[RECORD EXCERPTS — start]
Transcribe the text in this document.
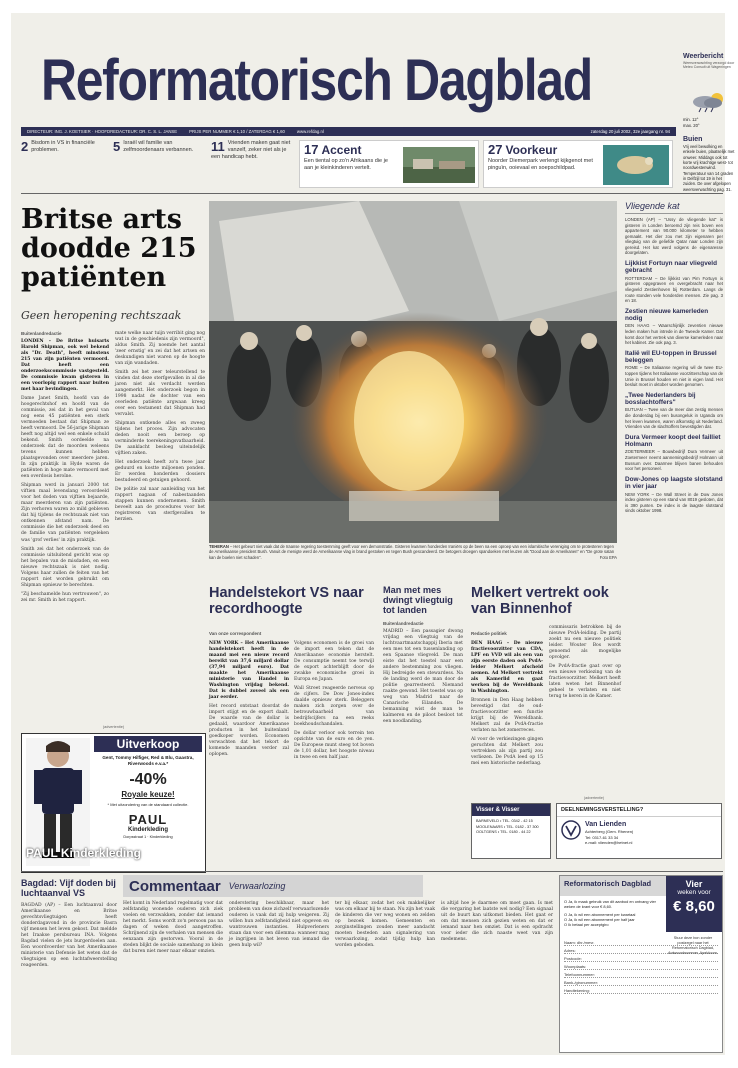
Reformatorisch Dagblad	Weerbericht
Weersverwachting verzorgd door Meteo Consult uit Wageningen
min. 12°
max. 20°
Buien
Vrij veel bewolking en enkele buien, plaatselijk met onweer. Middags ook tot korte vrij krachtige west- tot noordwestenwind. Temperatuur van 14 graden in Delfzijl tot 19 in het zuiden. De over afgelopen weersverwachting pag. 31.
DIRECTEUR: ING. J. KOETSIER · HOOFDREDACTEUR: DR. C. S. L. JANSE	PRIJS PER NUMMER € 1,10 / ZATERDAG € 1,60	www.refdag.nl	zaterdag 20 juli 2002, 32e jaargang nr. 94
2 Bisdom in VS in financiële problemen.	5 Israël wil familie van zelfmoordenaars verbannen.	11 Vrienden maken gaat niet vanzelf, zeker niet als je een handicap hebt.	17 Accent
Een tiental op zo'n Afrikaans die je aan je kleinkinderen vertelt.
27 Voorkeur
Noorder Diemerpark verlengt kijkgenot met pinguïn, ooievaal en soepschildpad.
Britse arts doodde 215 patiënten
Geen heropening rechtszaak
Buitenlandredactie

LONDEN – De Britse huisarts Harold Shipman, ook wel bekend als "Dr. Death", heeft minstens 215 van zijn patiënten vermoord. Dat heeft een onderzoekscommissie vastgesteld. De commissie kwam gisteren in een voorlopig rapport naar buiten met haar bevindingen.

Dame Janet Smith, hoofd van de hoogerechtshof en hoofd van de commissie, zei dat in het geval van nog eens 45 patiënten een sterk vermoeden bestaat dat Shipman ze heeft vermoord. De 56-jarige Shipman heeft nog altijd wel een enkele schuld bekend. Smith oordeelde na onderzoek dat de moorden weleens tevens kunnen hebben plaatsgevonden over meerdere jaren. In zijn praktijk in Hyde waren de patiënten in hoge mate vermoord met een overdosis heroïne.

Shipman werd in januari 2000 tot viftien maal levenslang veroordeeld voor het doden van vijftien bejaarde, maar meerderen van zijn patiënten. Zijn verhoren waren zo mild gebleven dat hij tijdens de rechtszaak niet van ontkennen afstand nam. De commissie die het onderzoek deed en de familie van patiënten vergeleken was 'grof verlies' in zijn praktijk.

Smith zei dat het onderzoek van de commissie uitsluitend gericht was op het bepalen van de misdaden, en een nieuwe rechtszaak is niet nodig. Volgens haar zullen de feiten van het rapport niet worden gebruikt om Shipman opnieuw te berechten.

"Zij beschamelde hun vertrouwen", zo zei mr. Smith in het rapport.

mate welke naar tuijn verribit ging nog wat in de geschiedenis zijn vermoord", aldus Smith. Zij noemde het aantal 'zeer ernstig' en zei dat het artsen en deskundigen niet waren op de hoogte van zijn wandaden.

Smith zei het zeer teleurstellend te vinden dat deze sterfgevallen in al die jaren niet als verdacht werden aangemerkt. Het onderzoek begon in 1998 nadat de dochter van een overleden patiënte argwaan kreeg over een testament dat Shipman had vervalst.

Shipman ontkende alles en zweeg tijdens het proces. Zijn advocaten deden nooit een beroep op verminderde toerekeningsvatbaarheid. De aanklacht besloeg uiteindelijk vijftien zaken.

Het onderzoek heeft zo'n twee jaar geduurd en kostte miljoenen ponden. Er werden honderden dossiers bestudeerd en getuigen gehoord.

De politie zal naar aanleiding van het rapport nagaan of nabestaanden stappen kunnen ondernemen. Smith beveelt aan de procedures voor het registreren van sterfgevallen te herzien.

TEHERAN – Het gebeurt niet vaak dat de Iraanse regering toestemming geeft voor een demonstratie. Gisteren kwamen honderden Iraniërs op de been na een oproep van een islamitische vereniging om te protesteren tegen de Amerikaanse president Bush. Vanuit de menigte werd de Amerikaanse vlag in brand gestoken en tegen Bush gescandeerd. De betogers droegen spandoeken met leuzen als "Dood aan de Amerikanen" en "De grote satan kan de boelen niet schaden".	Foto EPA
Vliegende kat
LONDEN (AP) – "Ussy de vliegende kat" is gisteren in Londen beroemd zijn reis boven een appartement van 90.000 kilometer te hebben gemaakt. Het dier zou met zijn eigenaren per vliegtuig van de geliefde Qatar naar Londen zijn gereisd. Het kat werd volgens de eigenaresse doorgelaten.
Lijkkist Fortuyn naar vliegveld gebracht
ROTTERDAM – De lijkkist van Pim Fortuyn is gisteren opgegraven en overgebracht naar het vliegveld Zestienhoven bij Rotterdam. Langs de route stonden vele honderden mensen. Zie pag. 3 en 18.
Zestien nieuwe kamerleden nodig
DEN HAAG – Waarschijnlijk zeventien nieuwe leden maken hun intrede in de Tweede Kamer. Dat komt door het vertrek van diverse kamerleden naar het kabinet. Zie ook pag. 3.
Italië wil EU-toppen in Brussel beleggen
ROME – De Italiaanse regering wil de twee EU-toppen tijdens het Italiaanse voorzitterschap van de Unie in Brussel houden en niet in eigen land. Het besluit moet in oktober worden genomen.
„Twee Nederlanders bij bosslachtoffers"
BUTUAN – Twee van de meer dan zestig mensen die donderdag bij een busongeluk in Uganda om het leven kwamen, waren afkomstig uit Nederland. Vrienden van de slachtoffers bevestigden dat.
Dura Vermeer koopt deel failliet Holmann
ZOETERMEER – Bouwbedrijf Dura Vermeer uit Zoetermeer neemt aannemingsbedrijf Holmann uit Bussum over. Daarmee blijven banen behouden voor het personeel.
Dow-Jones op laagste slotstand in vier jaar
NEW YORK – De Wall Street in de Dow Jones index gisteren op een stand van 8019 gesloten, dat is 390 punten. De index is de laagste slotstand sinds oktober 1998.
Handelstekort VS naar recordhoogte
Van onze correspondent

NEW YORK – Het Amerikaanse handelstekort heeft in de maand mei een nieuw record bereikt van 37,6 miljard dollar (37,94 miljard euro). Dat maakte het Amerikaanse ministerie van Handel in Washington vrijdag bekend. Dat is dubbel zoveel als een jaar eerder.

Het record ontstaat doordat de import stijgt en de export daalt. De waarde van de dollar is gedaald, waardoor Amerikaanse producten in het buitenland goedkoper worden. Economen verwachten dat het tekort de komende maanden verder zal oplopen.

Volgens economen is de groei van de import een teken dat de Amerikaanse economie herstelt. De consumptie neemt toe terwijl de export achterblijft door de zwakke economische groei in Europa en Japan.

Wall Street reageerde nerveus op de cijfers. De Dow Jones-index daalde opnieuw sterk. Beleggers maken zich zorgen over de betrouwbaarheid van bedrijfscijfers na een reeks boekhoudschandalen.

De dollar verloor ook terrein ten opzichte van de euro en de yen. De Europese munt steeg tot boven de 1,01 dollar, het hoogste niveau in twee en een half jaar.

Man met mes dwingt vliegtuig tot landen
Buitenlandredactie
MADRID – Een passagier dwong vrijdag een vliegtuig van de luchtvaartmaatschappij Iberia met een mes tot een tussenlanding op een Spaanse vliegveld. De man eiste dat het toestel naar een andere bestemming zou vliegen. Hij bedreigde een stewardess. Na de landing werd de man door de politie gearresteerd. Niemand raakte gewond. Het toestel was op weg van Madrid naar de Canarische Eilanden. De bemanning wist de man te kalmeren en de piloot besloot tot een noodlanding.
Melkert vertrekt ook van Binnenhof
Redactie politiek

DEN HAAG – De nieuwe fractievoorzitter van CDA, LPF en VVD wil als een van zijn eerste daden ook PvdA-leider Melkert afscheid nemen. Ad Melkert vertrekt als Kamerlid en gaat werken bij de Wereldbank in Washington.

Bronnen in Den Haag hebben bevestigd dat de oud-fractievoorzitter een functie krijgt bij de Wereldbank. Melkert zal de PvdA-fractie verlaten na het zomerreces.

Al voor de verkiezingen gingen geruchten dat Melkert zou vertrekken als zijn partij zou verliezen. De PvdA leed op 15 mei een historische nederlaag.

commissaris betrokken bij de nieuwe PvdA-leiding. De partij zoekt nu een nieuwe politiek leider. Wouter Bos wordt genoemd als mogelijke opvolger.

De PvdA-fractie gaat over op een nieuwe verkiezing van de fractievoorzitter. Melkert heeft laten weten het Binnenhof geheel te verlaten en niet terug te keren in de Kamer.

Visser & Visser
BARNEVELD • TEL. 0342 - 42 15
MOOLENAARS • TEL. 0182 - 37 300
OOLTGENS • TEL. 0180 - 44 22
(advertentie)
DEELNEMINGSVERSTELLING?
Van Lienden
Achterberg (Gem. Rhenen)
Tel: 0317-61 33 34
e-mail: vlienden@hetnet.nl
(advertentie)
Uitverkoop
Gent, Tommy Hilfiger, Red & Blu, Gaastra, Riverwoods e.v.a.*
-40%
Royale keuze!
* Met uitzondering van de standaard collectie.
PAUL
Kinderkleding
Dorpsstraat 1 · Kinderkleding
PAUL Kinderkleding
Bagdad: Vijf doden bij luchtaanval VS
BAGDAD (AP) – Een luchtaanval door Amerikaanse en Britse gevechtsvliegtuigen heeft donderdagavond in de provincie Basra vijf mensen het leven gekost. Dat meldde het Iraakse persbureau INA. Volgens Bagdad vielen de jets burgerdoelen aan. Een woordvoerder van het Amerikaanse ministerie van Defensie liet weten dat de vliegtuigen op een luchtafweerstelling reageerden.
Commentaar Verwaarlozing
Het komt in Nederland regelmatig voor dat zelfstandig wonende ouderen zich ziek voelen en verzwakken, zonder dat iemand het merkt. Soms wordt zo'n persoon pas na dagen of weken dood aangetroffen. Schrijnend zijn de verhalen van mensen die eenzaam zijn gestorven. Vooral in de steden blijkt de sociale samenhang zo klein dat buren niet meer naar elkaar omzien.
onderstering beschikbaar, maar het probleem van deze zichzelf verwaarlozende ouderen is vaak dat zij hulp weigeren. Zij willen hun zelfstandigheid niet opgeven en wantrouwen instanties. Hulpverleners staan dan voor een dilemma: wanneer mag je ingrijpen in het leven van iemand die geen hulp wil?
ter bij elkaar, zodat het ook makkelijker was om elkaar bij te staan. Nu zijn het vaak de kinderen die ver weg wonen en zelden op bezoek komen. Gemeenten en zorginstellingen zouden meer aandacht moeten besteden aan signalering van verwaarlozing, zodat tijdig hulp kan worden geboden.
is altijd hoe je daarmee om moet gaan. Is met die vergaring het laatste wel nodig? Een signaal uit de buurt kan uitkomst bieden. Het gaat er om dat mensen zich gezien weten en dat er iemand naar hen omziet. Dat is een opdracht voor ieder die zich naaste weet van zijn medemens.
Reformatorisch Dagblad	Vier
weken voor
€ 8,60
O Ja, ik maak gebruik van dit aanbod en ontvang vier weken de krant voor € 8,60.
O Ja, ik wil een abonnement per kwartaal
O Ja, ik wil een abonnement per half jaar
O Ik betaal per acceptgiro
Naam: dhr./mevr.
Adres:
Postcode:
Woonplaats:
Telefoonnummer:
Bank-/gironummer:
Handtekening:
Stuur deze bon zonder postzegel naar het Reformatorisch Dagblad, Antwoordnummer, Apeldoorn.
[RECORD EXCERPTS — finish]
● **YOUR TASK**
Report every line above that has the string "Bagdad" in it.

● **FINISHED EXERCISE**
Bagdad: Vijf doden bij luchtaanval VS
BAGDAD (AP) – Een luchtaanval door Amerikaanse en Britse gevechtsvliegtuigen heeft donderdagavond in de provincie Basra vijf mensen het leven gekost. Dat meldde het Iraakse persbureau INA. Volgens Bagdad vielen de jets burgerdoelen aan. Een woordvoerder van het Amerikaanse ministerie van Defensie liet weten dat de vliegtuigen op een luchtafweerstelling reageerden.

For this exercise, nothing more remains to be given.